## [Data entries]
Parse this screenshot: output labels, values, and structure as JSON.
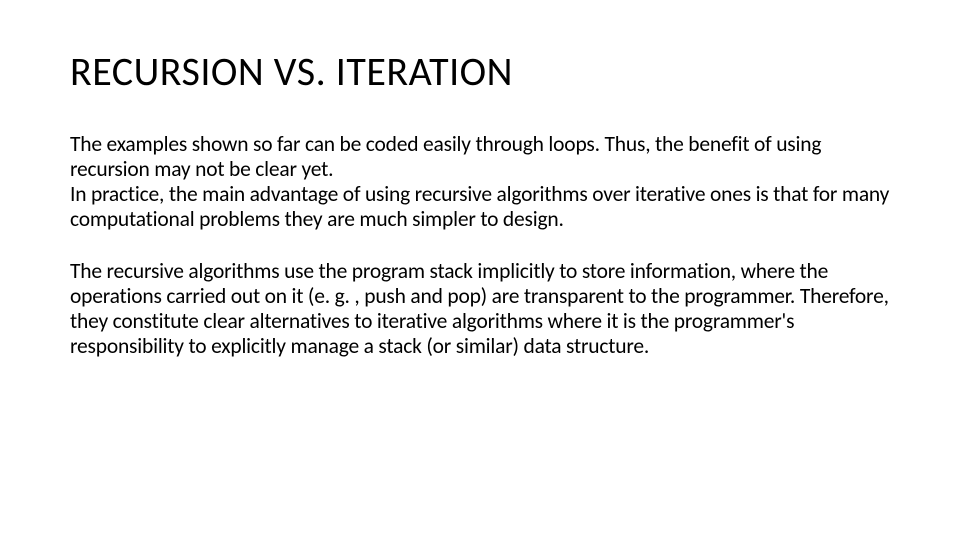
{
  "slide": {
    "title": "RECURSION VS. ITERATION",
    "para1a": "The examples shown so far can be coded easily through loops. Thus, the benefit of using recursion may not be clear yet.",
    "para1b": "In practice, the main advantage of using recursive algorithms over iterative ones is that for many computational problems they are much simpler to design.",
    "para2": "The recursive algorithms use the program stack implicitly to store information, where the operations carried out on it (e. g. , push and pop) are transparent to the programmer. Therefore, they constitute clear alternatives to iterative algorithms where it is the programmer's responsibility to explicitly manage a stack (or similar) data structure."
  }
}
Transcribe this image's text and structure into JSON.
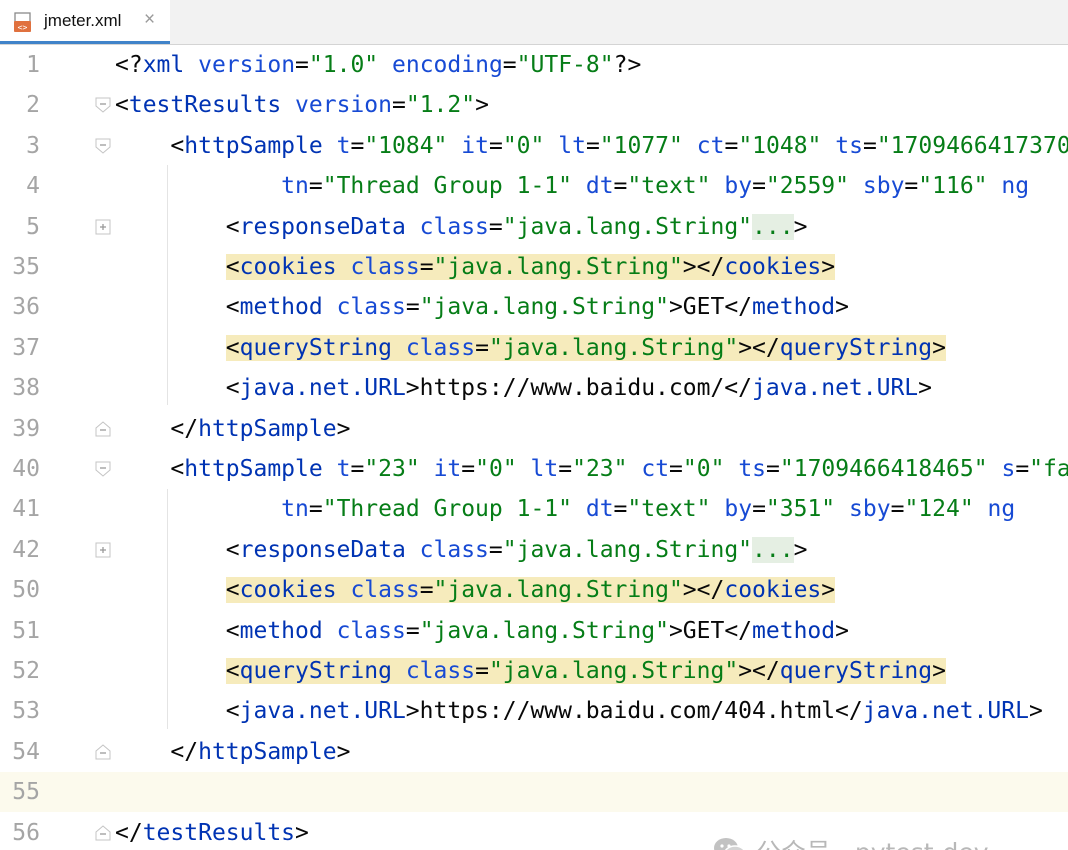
{
  "tab": {
    "filename": "jmeter.xml",
    "close_glyph": "×",
    "icon": "xml-file-icon"
  },
  "editor": {
    "lines": [
      {
        "num": "1",
        "fold": "none",
        "tokens": [
          [
            "b",
            "<?"
          ],
          [
            "t",
            "xml"
          ],
          [
            "b",
            " "
          ],
          [
            "a",
            "version"
          ],
          [
            "b",
            "="
          ],
          [
            "v",
            "\"1.0\""
          ],
          [
            "b",
            " "
          ],
          [
            "a",
            "encoding"
          ],
          [
            "b",
            "="
          ],
          [
            "v",
            "\"UTF-8\""
          ],
          [
            "b",
            "?>"
          ]
        ]
      },
      {
        "num": "2",
        "fold": "open",
        "tokens": [
          [
            "b",
            "<"
          ],
          [
            "t",
            "testResults"
          ],
          [
            "b",
            " "
          ],
          [
            "a",
            "version"
          ],
          [
            "b",
            "="
          ],
          [
            "v",
            "\"1.2\""
          ],
          [
            "b",
            ">"
          ]
        ]
      },
      {
        "num": "3",
        "fold": "open",
        "tokens": [
          [
            "b",
            "    <"
          ],
          [
            "t",
            "httpSample"
          ],
          [
            "b",
            " "
          ],
          [
            "a",
            "t"
          ],
          [
            "b",
            "="
          ],
          [
            "v",
            "\"1084\""
          ],
          [
            "b",
            " "
          ],
          [
            "a",
            "it"
          ],
          [
            "b",
            "="
          ],
          [
            "v",
            "\"0\""
          ],
          [
            "b",
            " "
          ],
          [
            "a",
            "lt"
          ],
          [
            "b",
            "="
          ],
          [
            "v",
            "\"1077\""
          ],
          [
            "b",
            " "
          ],
          [
            "a",
            "ct"
          ],
          [
            "b",
            "="
          ],
          [
            "v",
            "\"1048\""
          ],
          [
            "b",
            " "
          ],
          [
            "a",
            "ts"
          ],
          [
            "b",
            "="
          ],
          [
            "v",
            "\"1709466417370\""
          ]
        ]
      },
      {
        "num": "4",
        "fold": "none",
        "tokens": [
          [
            "b",
            "            "
          ],
          [
            "a",
            "tn"
          ],
          [
            "b",
            "="
          ],
          [
            "v",
            "\"Thread Group 1-1\""
          ],
          [
            "b",
            " "
          ],
          [
            "a",
            "dt"
          ],
          [
            "b",
            "="
          ],
          [
            "v",
            "\"text\""
          ],
          [
            "b",
            " "
          ],
          [
            "a",
            "by"
          ],
          [
            "b",
            "="
          ],
          [
            "v",
            "\"2559\""
          ],
          [
            "b",
            " "
          ],
          [
            "a",
            "sby"
          ],
          [
            "b",
            "="
          ],
          [
            "v",
            "\"116\""
          ],
          [
            "b",
            " "
          ],
          [
            "a",
            "ng"
          ]
        ]
      },
      {
        "num": "5",
        "fold": "closed",
        "tokens": [
          [
            "b",
            "        <"
          ],
          [
            "t",
            "responseData"
          ],
          [
            "b",
            " "
          ],
          [
            "a",
            "class"
          ],
          [
            "b",
            "="
          ],
          [
            "v",
            "\"java.lang.String\""
          ],
          [
            "fold-ph",
            "..."
          ],
          [
            "b",
            ">"
          ]
        ]
      },
      {
        "num": "35",
        "fold": "none",
        "tokens": [
          [
            "b",
            "        "
          ],
          [
            "hl:b",
            "<"
          ],
          [
            "hl:t",
            "cookies"
          ],
          [
            "hl:b",
            " "
          ],
          [
            "hl:a",
            "class"
          ],
          [
            "hl:b",
            "="
          ],
          [
            "hl:v",
            "\"java.lang.String\""
          ],
          [
            "hl:b",
            "></"
          ],
          [
            "hl:t",
            "cookies"
          ],
          [
            "hl:b",
            ">"
          ]
        ]
      },
      {
        "num": "36",
        "fold": "none",
        "tokens": [
          [
            "b",
            "        <"
          ],
          [
            "t",
            "method"
          ],
          [
            "b",
            " "
          ],
          [
            "a",
            "class"
          ],
          [
            "b",
            "="
          ],
          [
            "v",
            "\"java.lang.String\""
          ],
          [
            "b",
            ">GET</"
          ],
          [
            "t",
            "method"
          ],
          [
            "b",
            ">"
          ]
        ]
      },
      {
        "num": "37",
        "fold": "none",
        "tokens": [
          [
            "b",
            "        "
          ],
          [
            "hl:b",
            "<"
          ],
          [
            "hl:t",
            "queryString"
          ],
          [
            "hl:b",
            " "
          ],
          [
            "hl:a",
            "class"
          ],
          [
            "hl:b",
            "="
          ],
          [
            "hl:v",
            "\"java.lang.String\""
          ],
          [
            "hl:b",
            "></"
          ],
          [
            "hl:t",
            "queryString"
          ],
          [
            "hl:b",
            ">"
          ]
        ]
      },
      {
        "num": "38",
        "fold": "none",
        "tokens": [
          [
            "b",
            "        <"
          ],
          [
            "t",
            "java.net.URL"
          ],
          [
            "b",
            ">https://www.baidu.com/</"
          ],
          [
            "t",
            "java.net.URL"
          ],
          [
            "b",
            ">"
          ]
        ]
      },
      {
        "num": "39",
        "fold": "end",
        "tokens": [
          [
            "b",
            "    </"
          ],
          [
            "t",
            "httpSample"
          ],
          [
            "b",
            ">"
          ]
        ]
      },
      {
        "num": "40",
        "fold": "open",
        "tokens": [
          [
            "b",
            "    <"
          ],
          [
            "t",
            "httpSample"
          ],
          [
            "b",
            " "
          ],
          [
            "a",
            "t"
          ],
          [
            "b",
            "="
          ],
          [
            "v",
            "\"23\""
          ],
          [
            "b",
            " "
          ],
          [
            "a",
            "it"
          ],
          [
            "b",
            "="
          ],
          [
            "v",
            "\"0\""
          ],
          [
            "b",
            " "
          ],
          [
            "a",
            "lt"
          ],
          [
            "b",
            "="
          ],
          [
            "v",
            "\"23\""
          ],
          [
            "b",
            " "
          ],
          [
            "a",
            "ct"
          ],
          [
            "b",
            "="
          ],
          [
            "v",
            "\"0\""
          ],
          [
            "b",
            " "
          ],
          [
            "a",
            "ts"
          ],
          [
            "b",
            "="
          ],
          [
            "v",
            "\"1709466418465\""
          ],
          [
            "b",
            " "
          ],
          [
            "a",
            "s"
          ],
          [
            "b",
            "="
          ],
          [
            "v",
            "\"false\""
          ]
        ]
      },
      {
        "num": "41",
        "fold": "none",
        "tokens": [
          [
            "b",
            "            "
          ],
          [
            "a",
            "tn"
          ],
          [
            "b",
            "="
          ],
          [
            "v",
            "\"Thread Group 1-1\""
          ],
          [
            "b",
            " "
          ],
          [
            "a",
            "dt"
          ],
          [
            "b",
            "="
          ],
          [
            "v",
            "\"text\""
          ],
          [
            "b",
            " "
          ],
          [
            "a",
            "by"
          ],
          [
            "b",
            "="
          ],
          [
            "v",
            "\"351\""
          ],
          [
            "b",
            " "
          ],
          [
            "a",
            "sby"
          ],
          [
            "b",
            "="
          ],
          [
            "v",
            "\"124\""
          ],
          [
            "b",
            " "
          ],
          [
            "a",
            "ng"
          ]
        ]
      },
      {
        "num": "42",
        "fold": "closed",
        "tokens": [
          [
            "b",
            "        <"
          ],
          [
            "t",
            "responseData"
          ],
          [
            "b",
            " "
          ],
          [
            "a",
            "class"
          ],
          [
            "b",
            "="
          ],
          [
            "v",
            "\"java.lang.String\""
          ],
          [
            "fold-ph",
            "..."
          ],
          [
            "b",
            ">"
          ]
        ]
      },
      {
        "num": "50",
        "fold": "none",
        "tokens": [
          [
            "b",
            "        "
          ],
          [
            "hl:b",
            "<"
          ],
          [
            "hl:t",
            "cookies"
          ],
          [
            "hl:b",
            " "
          ],
          [
            "hl:a",
            "class"
          ],
          [
            "hl:b",
            "="
          ],
          [
            "hl:v",
            "\"java.lang.String\""
          ],
          [
            "hl:b",
            "></"
          ],
          [
            "hl:t",
            "cookies"
          ],
          [
            "hl:b",
            ">"
          ]
        ]
      },
      {
        "num": "51",
        "fold": "none",
        "tokens": [
          [
            "b",
            "        <"
          ],
          [
            "t",
            "method"
          ],
          [
            "b",
            " "
          ],
          [
            "a",
            "class"
          ],
          [
            "b",
            "="
          ],
          [
            "v",
            "\"java.lang.String\""
          ],
          [
            "b",
            ">GET</"
          ],
          [
            "t",
            "method"
          ],
          [
            "b",
            ">"
          ]
        ]
      },
      {
        "num": "52",
        "fold": "none",
        "tokens": [
          [
            "b",
            "        "
          ],
          [
            "hl:b",
            "<"
          ],
          [
            "hl:t",
            "queryString"
          ],
          [
            "hl:b",
            " "
          ],
          [
            "hl:a",
            "class"
          ],
          [
            "hl:b",
            "="
          ],
          [
            "hl:v",
            "\"java.lang.String\""
          ],
          [
            "hl:b",
            "></"
          ],
          [
            "hl:t",
            "queryString"
          ],
          [
            "hl:b",
            ">"
          ]
        ]
      },
      {
        "num": "53",
        "fold": "none",
        "tokens": [
          [
            "b",
            "        <"
          ],
          [
            "t",
            "java.net.URL"
          ],
          [
            "b",
            ">https://www.baidu.com/404.html</"
          ],
          [
            "t",
            "java.net.URL"
          ],
          [
            "b",
            ">"
          ]
        ]
      },
      {
        "num": "54",
        "fold": "end",
        "tokens": [
          [
            "b",
            "    </"
          ],
          [
            "t",
            "httpSample"
          ],
          [
            "b",
            ">"
          ]
        ]
      },
      {
        "num": "55",
        "fold": "none",
        "current": true,
        "tokens": []
      },
      {
        "num": "56",
        "fold": "end",
        "tokens": [
          [
            "b",
            "</"
          ],
          [
            "t",
            "testResults"
          ],
          [
            "b",
            ">"
          ]
        ]
      }
    ]
  },
  "watermark": {
    "text": "公众号 · pytest-dev",
    "icon": "wechat-icon"
  }
}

## [What to work on]
Search the entries for "this" and copy out each line that has it.

## [Exercise response]
Parse this screenshot: output labels, values, and structure as JSON.
Transcribe this image's text and structure into JSON.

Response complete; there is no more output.